» **Prompt**
Answer with one number only: the number of lines that include the word "nástroje".

» **Data entries**

---

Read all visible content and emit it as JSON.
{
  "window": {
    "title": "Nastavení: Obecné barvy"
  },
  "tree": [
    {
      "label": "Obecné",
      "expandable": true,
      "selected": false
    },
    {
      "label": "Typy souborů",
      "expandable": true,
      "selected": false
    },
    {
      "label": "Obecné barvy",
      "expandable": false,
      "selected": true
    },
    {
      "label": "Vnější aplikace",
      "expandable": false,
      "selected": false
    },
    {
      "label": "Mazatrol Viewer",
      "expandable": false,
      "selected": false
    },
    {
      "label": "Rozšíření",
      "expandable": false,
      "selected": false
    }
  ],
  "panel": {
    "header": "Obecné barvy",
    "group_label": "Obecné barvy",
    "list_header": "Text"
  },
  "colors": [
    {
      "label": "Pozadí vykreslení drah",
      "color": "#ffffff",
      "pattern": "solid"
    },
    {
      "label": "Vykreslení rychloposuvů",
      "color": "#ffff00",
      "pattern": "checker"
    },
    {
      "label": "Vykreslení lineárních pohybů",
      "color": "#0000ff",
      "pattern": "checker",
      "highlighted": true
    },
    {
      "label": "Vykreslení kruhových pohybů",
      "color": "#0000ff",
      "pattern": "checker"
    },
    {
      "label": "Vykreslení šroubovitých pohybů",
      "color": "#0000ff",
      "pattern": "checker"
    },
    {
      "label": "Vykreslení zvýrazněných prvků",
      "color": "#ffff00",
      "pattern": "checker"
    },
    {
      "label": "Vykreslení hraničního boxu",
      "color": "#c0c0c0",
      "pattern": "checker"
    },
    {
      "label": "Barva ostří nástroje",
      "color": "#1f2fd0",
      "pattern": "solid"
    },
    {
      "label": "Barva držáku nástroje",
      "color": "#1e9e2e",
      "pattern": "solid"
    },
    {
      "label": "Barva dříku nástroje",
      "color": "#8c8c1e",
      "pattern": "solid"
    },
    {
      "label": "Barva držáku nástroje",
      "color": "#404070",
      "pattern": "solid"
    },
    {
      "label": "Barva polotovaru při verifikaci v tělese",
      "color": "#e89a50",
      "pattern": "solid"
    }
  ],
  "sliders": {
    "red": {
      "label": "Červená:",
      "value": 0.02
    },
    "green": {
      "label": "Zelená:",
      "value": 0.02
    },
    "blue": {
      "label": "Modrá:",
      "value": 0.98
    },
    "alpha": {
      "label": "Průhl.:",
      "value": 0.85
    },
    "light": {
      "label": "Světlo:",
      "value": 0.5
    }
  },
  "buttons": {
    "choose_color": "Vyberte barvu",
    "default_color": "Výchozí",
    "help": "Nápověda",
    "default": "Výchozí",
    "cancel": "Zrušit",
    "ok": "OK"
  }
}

---

» **Answer to the exercise**
4